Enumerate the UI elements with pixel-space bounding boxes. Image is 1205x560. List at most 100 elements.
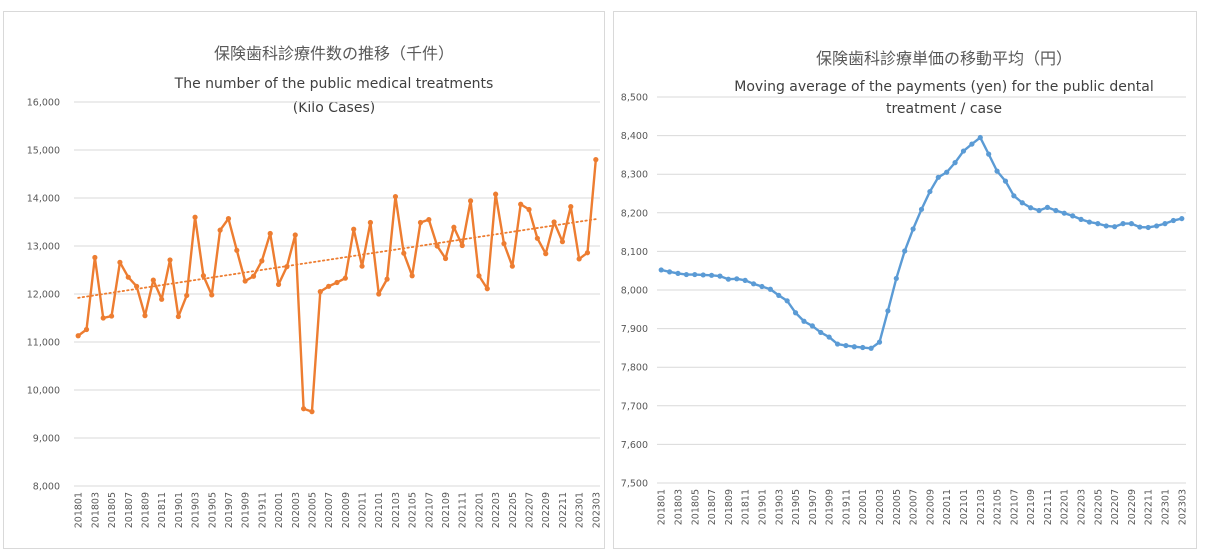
chart-panel-payments: 保険歯科診療単価の移動平均（円） Moving average of the pa… [613,11,1197,549]
x-tick-label: 202303 [1177,489,1188,525]
x-tick-label: 201911 [841,489,852,525]
x-tick-label: 202209 [541,492,552,528]
x-tick-label: 202105 [993,489,1004,525]
data-point [292,232,298,238]
x-tick-label: 201905 [207,492,218,528]
data-point [284,264,290,270]
y-tick-label: 9,000 [33,434,60,445]
data-point [851,344,857,350]
data-point [935,174,941,180]
x-tick-label: 202107 [1009,489,1020,525]
x-tick-label: 202301 [1161,489,1172,525]
data-point [683,271,689,278]
data-point [1078,216,1084,222]
data-point [818,329,824,336]
x-tick-label: 202301 [575,492,586,528]
data-point [267,230,273,237]
x-tick-label: 201903 [191,492,202,528]
y-tick-label: 8,000 [33,482,60,493]
data-point [1112,224,1118,230]
data-point [392,193,399,200]
data-point [1036,207,1042,214]
x-tick-label: 202007 [909,489,920,525]
data-point [367,219,373,226]
y-tick-label: 7,800 [621,363,648,374]
data-point [200,273,207,279]
data-point [1061,210,1067,216]
x-tick-label: 202005 [307,492,318,528]
x-tick-label: 202001 [274,492,285,528]
x-tick-label: 201807 [124,492,135,528]
data-point [1053,207,1059,214]
data-point [100,315,106,321]
series-line [77,159,598,413]
data-point [534,235,540,241]
data-point [209,292,215,298]
data-point [359,263,365,269]
data-point [467,198,474,204]
y-tick-label: 7,700 [621,401,648,412]
data-point [1028,205,1034,211]
x-tick-label: 202211 [1144,489,1155,525]
data-point [301,406,307,412]
data-point [175,313,181,320]
x-tick-label: 202203 [1077,489,1088,525]
x-tick-label: 202205 [1093,489,1104,525]
data-point [217,227,223,233]
chart-cases: 保険歯科診療件数の推移（千件） The number of the public … [27,44,603,528]
chart-title-ja: 保険歯科診療単価の移動平均（円） [816,49,1072,68]
data-point [742,277,748,283]
x-tick-label: 201801 [657,489,668,525]
data-point [658,267,664,273]
x-tick-label: 201907 [808,489,819,525]
x-tick-label: 202007 [324,492,335,528]
x-tick-label: 201905 [791,489,802,525]
data-point [952,160,958,166]
x-tick-label: 201805 [107,492,118,528]
chart-title-en-line1: The number of the public medical treatme… [174,76,494,92]
data-point [801,318,807,324]
x-tick-label: 202101 [374,492,385,528]
x-tick-label: 201809 [140,492,151,528]
data-point [584,250,591,256]
data-point [910,226,916,232]
data-point [1103,223,1109,229]
data-point [860,344,866,351]
x-tick-label: 202109 [441,492,452,528]
data-point [342,275,348,281]
y-tick-label: 8,500 [621,93,648,104]
data-point [960,148,967,154]
x-tick-label: 202105 [408,492,419,528]
y-tick-label: 11,000 [27,338,60,349]
y-tick-label: 8,000 [621,286,648,297]
data-point [944,169,950,175]
x-tick-label: 201907 [224,492,235,528]
y-tick-label: 12,000 [27,290,60,301]
x-tick-label: 201909 [241,492,252,528]
data-point [834,341,841,347]
data-point [1044,204,1051,210]
x-tick-label: 202011 [942,489,953,525]
chart-title-en-line2: treatment / case [886,101,1002,117]
x-tick-label: 202103 [391,492,402,528]
chart-title-en-line1: Moving average of the payments (yen) for… [734,79,1153,95]
data-point [1086,219,1093,225]
x-tick-label: 202107 [424,492,435,528]
data-point [1095,221,1101,227]
data-point [1002,178,1009,184]
data-point [717,273,723,279]
x-tick-label: 202005 [892,489,903,525]
data-point [843,342,849,349]
y-tick-label: 8,100 [621,247,648,258]
data-point [409,273,415,279]
x-tick-label: 201909 [825,489,836,525]
chart-title-ja: 保険歯科診療件数の推移（千件） [214,44,454,63]
x-tick-label: 201805 [690,489,701,525]
x-tick-label: 202111 [458,492,469,528]
data-point [117,259,123,265]
data-point [543,251,549,257]
data-point [92,254,98,261]
data-point [918,206,925,212]
data-point [108,313,115,319]
data-point [1162,221,1168,227]
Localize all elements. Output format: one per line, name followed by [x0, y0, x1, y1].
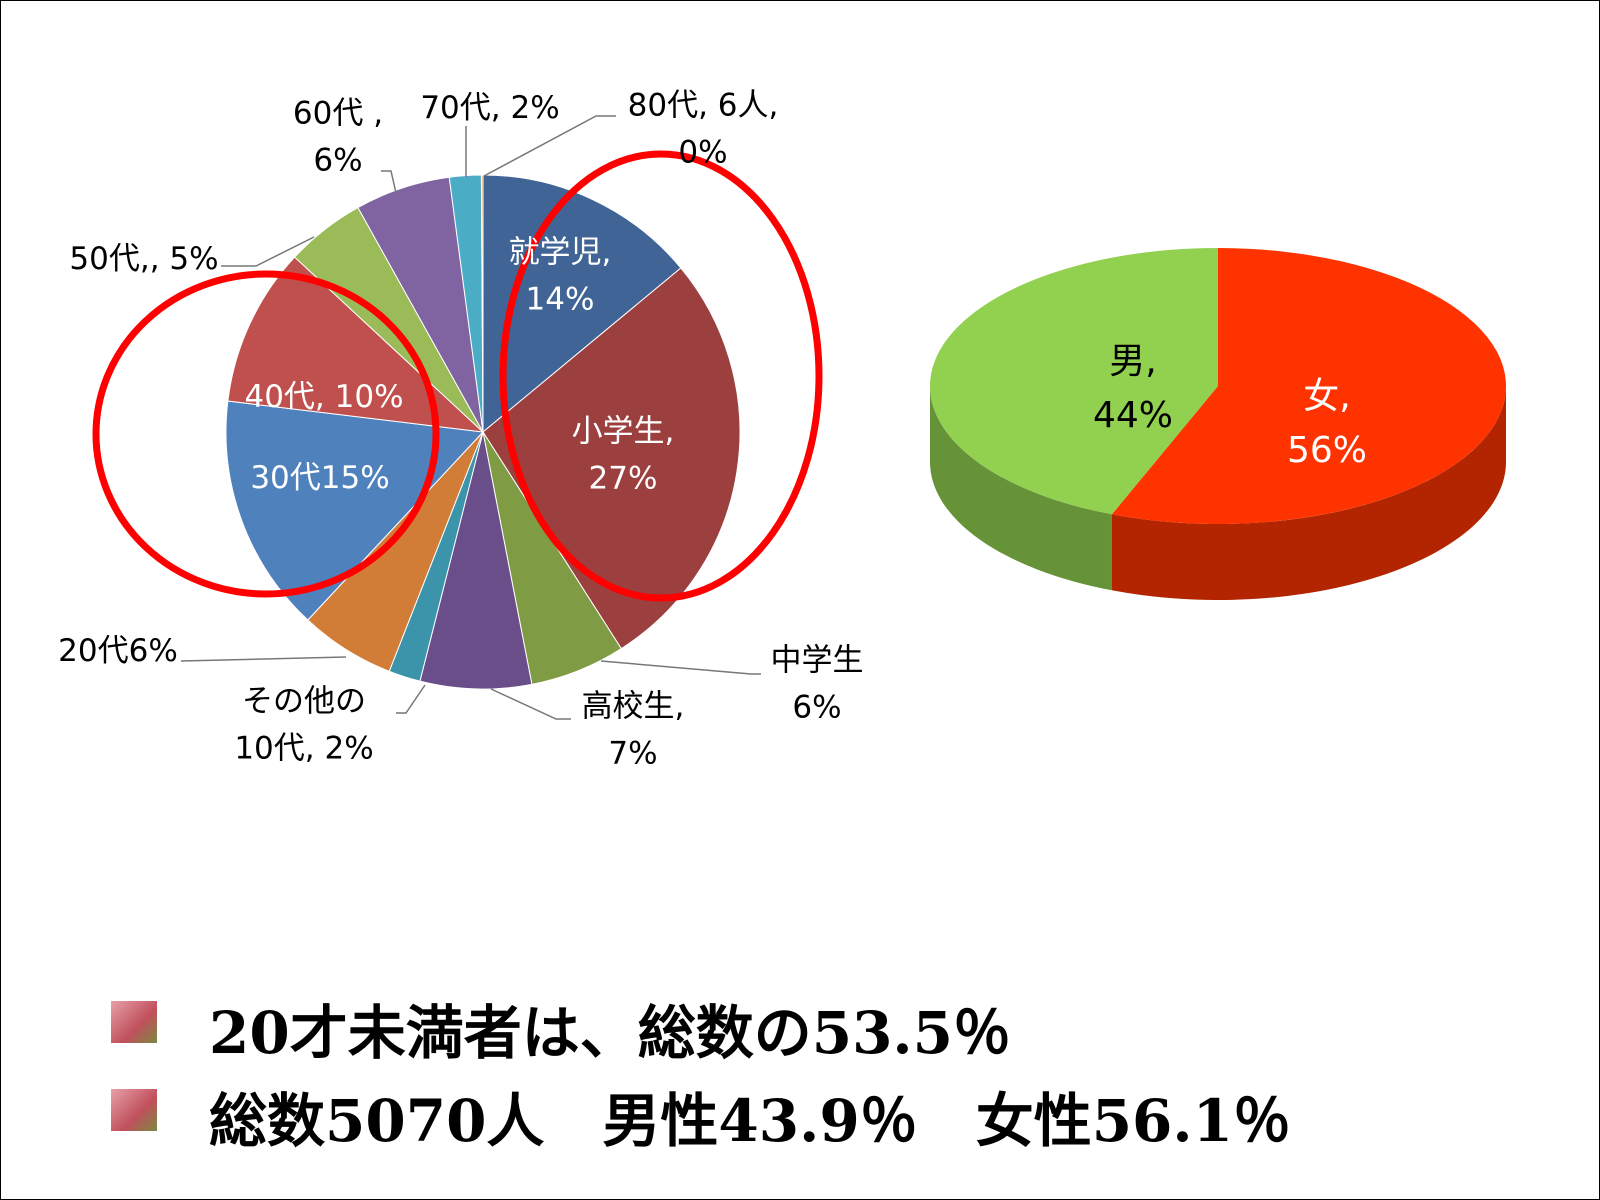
data-label: 70代, 2%	[420, 89, 560, 126]
pies	[225, 174, 1507, 690]
data-label: 40代, 10%	[244, 378, 404, 415]
data-label: 60代 , 6%	[292, 95, 384, 179]
bullet-icon	[111, 1089, 157, 1131]
data-label: 女, 56%	[1286, 376, 1367, 471]
pie-slice	[225, 400, 485, 621]
pie-slice	[482, 174, 682, 434]
leader-line	[221, 236, 315, 267]
pie-slice	[227, 256, 485, 433]
data-label: 小学生, 27%	[571, 413, 675, 497]
slice-side	[930, 386, 1112, 591]
leader-line	[600, 660, 761, 675]
slice-side	[1111, 386, 1506, 600]
data-label: 中学生 6%	[770, 642, 864, 726]
leader-line	[483, 115, 616, 177]
leader-line	[396, 684, 426, 714]
data-label: 高校生, 7%	[581, 688, 685, 772]
leader-line	[381, 170, 397, 194]
leader-line	[180, 656, 347, 662]
pie-slice	[482, 267, 741, 650]
data-label: その他の 10代, 2%	[234, 683, 374, 767]
data-label: 男, 44%	[1092, 341, 1173, 436]
highlight-ellipse	[92, 270, 440, 598]
annotations	[92, 150, 823, 602]
leader-line	[490, 688, 571, 720]
data-label: 30代15%	[250, 459, 390, 496]
pie-slice	[480, 174, 484, 433]
bullet-text: 20才未満者は、総数の53.5％	[209, 999, 1011, 1067]
bullet-text: 総数5070人 男性43.9％ 女性56.1％	[209, 1087, 1291, 1155]
bullet-icon	[111, 1001, 157, 1043]
data-label: 就学児, 14%	[508, 234, 612, 318]
pie-slice	[930, 248, 1218, 515]
leader-lines	[180, 115, 761, 720]
highlight-ellipse	[499, 150, 823, 602]
data-label: 80代, 6人, 0%	[627, 87, 779, 171]
data-label: 20代6%	[58, 632, 178, 669]
pie-slice	[1111, 248, 1507, 524]
data-label: 50代,, 5%	[69, 240, 219, 277]
pie-slice	[419, 431, 533, 690]
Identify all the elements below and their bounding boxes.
--
Reproduce every line of the listing above word for word, leaving out the pictures.

Enumerate the UI elements with pixel-space bounding boxes. Image is 1205x560. List at most 100 elements.
chart-panel-payments: 保険歯科診療単価の移動平均（円） Moving average of the pa… [613,11,1197,549]
x-tick-label: 202303 [1177,489,1188,525]
x-tick-label: 201911 [841,489,852,525]
x-tick-label: 202209 [541,492,552,528]
x-tick-label: 202105 [993,489,1004,525]
data-point [292,232,298,238]
x-tick-label: 201905 [207,492,218,528]
data-point [284,264,290,270]
y-tick-label: 9,000 [33,434,60,445]
data-point [851,344,857,350]
data-point [935,174,941,180]
x-tick-label: 202107 [1009,489,1020,525]
x-tick-label: 202301 [1161,489,1172,525]
data-point [683,271,689,278]
data-point [1078,216,1084,222]
data-point [818,329,824,336]
x-tick-label: 202301 [575,492,586,528]
data-point [267,230,273,237]
x-tick-label: 201903 [191,492,202,528]
y-tick-label: 8,000 [33,482,60,493]
data-point [1112,224,1118,230]
data-point [392,193,399,200]
data-point [1036,207,1042,214]
x-tick-label: 202007 [909,489,920,525]
data-point [367,219,373,226]
y-tick-label: 7,800 [621,363,648,374]
data-point [200,273,207,279]
data-point [1061,210,1067,216]
x-tick-label: 202005 [307,492,318,528]
x-tick-label: 202001 [274,492,285,528]
x-tick-label: 201807 [124,492,135,528]
data-point [1053,207,1059,214]
data-point [100,315,106,321]
series-line [77,159,598,413]
data-point [534,235,540,241]
data-point [209,292,215,298]
data-point [359,263,365,269]
data-point [467,198,474,204]
y-tick-label: 7,700 [621,401,648,412]
data-point [1028,205,1034,211]
x-tick-label: 202211 [1144,489,1155,525]
data-point [301,406,307,412]
data-point [175,313,181,320]
x-tick-label: 202203 [1077,489,1088,525]
x-tick-label: 202205 [1093,489,1104,525]
data-point [217,227,223,233]
chart-cases: 保険歯科診療件数の推移（千件） The number of the public … [27,44,603,528]
chart-title-ja: 保険歯科診療単価の移動平均（円） [816,49,1072,68]
data-point [742,277,748,283]
x-tick-label: 201801 [657,489,668,525]
data-point [658,267,664,273]
x-tick-label: 201907 [808,489,819,525]
x-tick-label: 202007 [324,492,335,528]
x-tick-label: 201905 [791,489,802,525]
data-point [952,160,958,166]
x-tick-label: 201805 [107,492,118,528]
chart-title-en-line1: The number of the public medical treatme… [174,76,494,92]
data-point [801,318,807,324]
x-tick-label: 202101 [374,492,385,528]
x-tick-label: 201809 [140,492,151,528]
data-point [584,250,591,256]
data-point [910,226,916,232]
data-point [1103,223,1109,229]
data-point [860,344,866,351]
x-tick-label: 202109 [441,492,452,528]
data-point [342,275,348,281]
y-tick-label: 8,500 [621,93,648,104]
data-point [960,148,967,154]
x-tick-label: 202105 [408,492,419,528]
y-tick-label: 11,000 [27,338,60,349]
y-tick-label: 8,000 [621,286,648,297]
data-point [944,169,950,175]
x-tick-label: 201907 [224,492,235,528]
y-tick-label: 12,000 [27,290,60,301]
x-tick-label: 201909 [241,492,252,528]
data-point [834,341,841,347]
data-point [1044,204,1051,210]
x-tick-label: 202011 [942,489,953,525]
chart-title-en-line2: treatment / case [886,101,1002,117]
x-tick-label: 202103 [391,492,402,528]
chart-title-en-line1: Moving average of the payments (yen) for… [734,79,1153,95]
data-point [1086,219,1093,225]
x-tick-label: 202107 [424,492,435,528]
data-point [1095,221,1101,227]
data-point [1002,178,1009,184]
data-point [717,273,723,279]
x-tick-label: 202005 [892,489,903,525]
data-point [843,342,849,349]
y-tick-label: 8,100 [621,247,648,258]
data-point [409,273,415,279]
x-tick-label: 201909 [825,489,836,525]
chart-title-ja: 保険歯科診療件数の推移（千件） [214,44,454,63]
x-tick-label: 201805 [690,489,701,525]
x-tick-label: 202111 [458,492,469,528]
data-point [117,259,123,265]
data-point [543,251,549,257]
data-point [92,254,98,261]
data-point [918,206,925,212]
data-point [108,313,115,319]
data-point [1162,221,1168,227]
Localize all elements. Output format: one per line, name followed by [x0, y0, x1, y1].
data-label: 70代, 2%	[420, 89, 560, 126]
pies	[225, 174, 1507, 690]
data-label: 40代, 10%	[244, 378, 404, 415]
data-label: 60代 , 6%	[292, 95, 384, 179]
bullet-icon	[111, 1089, 157, 1131]
data-label: 女, 56%	[1286, 376, 1367, 471]
pie-slice	[225, 400, 485, 621]
pie-slice	[482, 174, 682, 434]
leader-line	[221, 236, 315, 267]
pie-slice	[227, 256, 485, 433]
data-label: 小学生, 27%	[571, 413, 675, 497]
slice-side	[930, 386, 1112, 591]
leader-line	[600, 660, 761, 675]
slice-side	[1111, 386, 1506, 600]
data-label: 中学生 6%	[770, 642, 864, 726]
leader-line	[483, 115, 616, 177]
leader-line	[396, 684, 426, 714]
data-label: 高校生, 7%	[581, 688, 685, 772]
leader-line	[381, 170, 397, 194]
leader-line	[180, 656, 347, 662]
pie-slice	[482, 267, 741, 650]
data-label: その他の 10代, 2%	[234, 683, 374, 767]
data-label: 男, 44%	[1092, 341, 1173, 436]
highlight-ellipse	[92, 270, 440, 598]
annotations	[92, 150, 823, 602]
leader-line	[490, 688, 571, 720]
data-label: 30代15%	[250, 459, 390, 496]
pie-slice	[480, 174, 484, 433]
bullet-text: 20才未満者は、総数の53.5％	[209, 999, 1011, 1067]
bullet-text: 総数5070人 男性43.9％ 女性56.1％	[209, 1087, 1291, 1155]
bullet-icon	[111, 1001, 157, 1043]
data-label: 就学児, 14%	[508, 234, 612, 318]
pie-slice	[930, 248, 1218, 515]
leader-lines	[180, 115, 761, 720]
highlight-ellipse	[499, 150, 823, 602]
data-label: 80代, 6人, 0%	[627, 87, 779, 171]
data-label: 20代6%	[58, 632, 178, 669]
pie-slice	[1111, 248, 1507, 524]
data-label: 50代,, 5%	[69, 240, 219, 277]
pie-slice	[419, 431, 533, 690]
Identify all the elements below and their bounding boxes.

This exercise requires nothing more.